**TASK PROMPT**
From the entries below, copy every line that holds the word "ratio".
-- BEGIN --
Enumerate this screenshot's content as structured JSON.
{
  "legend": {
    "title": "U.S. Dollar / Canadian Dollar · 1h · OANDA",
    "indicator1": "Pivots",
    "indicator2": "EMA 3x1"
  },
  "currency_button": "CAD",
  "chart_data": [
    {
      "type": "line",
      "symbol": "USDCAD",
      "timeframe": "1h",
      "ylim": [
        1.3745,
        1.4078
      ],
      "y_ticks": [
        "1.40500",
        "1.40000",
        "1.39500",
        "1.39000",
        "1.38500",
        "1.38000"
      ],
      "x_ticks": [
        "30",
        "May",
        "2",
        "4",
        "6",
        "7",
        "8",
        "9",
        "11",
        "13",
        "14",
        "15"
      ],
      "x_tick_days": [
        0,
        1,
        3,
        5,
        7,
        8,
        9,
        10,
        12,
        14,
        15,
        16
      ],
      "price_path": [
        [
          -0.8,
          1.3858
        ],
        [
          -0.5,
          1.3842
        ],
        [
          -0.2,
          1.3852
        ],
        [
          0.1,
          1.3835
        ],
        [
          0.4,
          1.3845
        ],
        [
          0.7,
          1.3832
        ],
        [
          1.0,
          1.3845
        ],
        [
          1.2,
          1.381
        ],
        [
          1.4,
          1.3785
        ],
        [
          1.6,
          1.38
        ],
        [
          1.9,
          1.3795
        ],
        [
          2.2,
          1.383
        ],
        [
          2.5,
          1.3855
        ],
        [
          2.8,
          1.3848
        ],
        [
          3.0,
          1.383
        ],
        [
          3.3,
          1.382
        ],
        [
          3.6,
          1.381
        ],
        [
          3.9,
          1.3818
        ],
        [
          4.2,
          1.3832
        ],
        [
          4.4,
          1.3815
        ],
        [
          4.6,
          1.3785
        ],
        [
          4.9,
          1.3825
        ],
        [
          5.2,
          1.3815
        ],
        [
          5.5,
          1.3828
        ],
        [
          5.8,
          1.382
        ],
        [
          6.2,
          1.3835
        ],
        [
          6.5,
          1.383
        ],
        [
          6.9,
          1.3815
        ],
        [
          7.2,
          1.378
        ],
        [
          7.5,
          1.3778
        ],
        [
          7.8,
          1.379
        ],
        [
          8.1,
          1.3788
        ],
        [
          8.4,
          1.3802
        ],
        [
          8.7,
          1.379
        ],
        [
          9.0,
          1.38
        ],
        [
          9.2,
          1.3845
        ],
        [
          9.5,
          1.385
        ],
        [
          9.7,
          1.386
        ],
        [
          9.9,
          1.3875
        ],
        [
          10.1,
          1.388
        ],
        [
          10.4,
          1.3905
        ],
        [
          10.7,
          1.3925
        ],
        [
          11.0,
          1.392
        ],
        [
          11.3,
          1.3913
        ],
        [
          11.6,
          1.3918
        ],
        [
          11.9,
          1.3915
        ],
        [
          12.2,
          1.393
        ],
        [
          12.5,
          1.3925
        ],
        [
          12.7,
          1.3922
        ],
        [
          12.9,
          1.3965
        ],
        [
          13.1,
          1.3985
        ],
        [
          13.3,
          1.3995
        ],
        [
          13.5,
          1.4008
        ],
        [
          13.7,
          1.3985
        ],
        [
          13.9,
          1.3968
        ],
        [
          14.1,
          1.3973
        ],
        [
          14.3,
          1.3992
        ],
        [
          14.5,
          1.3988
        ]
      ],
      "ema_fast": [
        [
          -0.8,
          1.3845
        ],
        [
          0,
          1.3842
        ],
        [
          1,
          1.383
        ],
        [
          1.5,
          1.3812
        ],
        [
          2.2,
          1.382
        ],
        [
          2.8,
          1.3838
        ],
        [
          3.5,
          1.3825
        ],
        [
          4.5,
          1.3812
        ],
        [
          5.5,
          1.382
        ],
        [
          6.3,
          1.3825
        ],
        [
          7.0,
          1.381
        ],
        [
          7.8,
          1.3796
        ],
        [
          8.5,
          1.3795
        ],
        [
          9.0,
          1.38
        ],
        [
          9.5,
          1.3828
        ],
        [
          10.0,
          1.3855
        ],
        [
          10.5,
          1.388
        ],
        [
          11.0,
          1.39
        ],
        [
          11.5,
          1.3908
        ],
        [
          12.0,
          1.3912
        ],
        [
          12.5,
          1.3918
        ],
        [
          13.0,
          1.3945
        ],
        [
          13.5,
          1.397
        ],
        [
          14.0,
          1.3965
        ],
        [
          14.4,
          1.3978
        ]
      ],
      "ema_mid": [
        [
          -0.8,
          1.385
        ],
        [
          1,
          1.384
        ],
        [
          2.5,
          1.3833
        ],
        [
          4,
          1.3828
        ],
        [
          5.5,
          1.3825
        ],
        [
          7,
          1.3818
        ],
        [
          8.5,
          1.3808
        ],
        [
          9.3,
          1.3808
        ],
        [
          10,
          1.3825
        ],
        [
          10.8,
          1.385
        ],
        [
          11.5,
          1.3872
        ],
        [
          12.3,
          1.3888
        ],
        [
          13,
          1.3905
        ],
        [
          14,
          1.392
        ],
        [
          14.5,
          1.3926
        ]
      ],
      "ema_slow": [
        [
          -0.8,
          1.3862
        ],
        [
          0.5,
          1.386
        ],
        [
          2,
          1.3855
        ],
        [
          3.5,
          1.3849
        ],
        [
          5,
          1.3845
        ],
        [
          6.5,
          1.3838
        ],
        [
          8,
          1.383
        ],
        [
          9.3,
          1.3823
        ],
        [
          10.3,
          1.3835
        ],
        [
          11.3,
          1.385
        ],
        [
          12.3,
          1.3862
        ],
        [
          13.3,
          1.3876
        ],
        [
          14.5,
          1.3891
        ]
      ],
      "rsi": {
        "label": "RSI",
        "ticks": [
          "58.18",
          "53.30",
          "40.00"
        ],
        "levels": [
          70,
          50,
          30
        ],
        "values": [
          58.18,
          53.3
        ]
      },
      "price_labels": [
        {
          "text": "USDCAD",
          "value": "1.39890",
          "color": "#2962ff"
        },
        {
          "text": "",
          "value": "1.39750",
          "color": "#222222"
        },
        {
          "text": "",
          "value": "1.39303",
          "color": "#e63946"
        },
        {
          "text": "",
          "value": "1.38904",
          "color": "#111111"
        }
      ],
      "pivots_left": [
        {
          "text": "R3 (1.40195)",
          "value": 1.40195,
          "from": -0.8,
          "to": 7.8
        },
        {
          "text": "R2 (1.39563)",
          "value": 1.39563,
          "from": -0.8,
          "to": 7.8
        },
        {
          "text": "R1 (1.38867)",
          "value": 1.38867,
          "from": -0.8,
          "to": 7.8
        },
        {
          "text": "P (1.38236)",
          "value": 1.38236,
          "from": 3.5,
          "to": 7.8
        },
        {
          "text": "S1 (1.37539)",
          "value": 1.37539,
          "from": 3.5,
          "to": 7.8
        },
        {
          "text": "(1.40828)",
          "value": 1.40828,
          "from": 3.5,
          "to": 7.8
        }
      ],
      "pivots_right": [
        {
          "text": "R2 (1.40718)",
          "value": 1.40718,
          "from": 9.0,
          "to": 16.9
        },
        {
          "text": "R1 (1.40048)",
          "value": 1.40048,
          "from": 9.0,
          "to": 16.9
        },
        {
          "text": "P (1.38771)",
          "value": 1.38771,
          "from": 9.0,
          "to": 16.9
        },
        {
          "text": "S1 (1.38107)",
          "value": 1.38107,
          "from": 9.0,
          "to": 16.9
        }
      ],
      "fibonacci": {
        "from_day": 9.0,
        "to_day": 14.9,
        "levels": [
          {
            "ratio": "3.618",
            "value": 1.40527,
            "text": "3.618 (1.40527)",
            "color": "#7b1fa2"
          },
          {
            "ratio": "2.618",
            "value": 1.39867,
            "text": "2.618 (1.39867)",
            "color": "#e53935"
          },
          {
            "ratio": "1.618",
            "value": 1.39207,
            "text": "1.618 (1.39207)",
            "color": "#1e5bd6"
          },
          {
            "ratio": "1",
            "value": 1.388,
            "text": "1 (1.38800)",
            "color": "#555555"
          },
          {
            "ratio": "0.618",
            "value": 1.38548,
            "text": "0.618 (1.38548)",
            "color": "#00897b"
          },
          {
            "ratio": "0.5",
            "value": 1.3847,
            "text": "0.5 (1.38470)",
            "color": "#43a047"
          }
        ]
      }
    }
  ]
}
-- END --
**COMPLETE RESPONSE**
            "ratio": "3.618",
            "ratio": "2.618",
            "ratio": "1.618",
            "ratio": "1",
            "ratio": "0.618",
            "ratio": "0.5",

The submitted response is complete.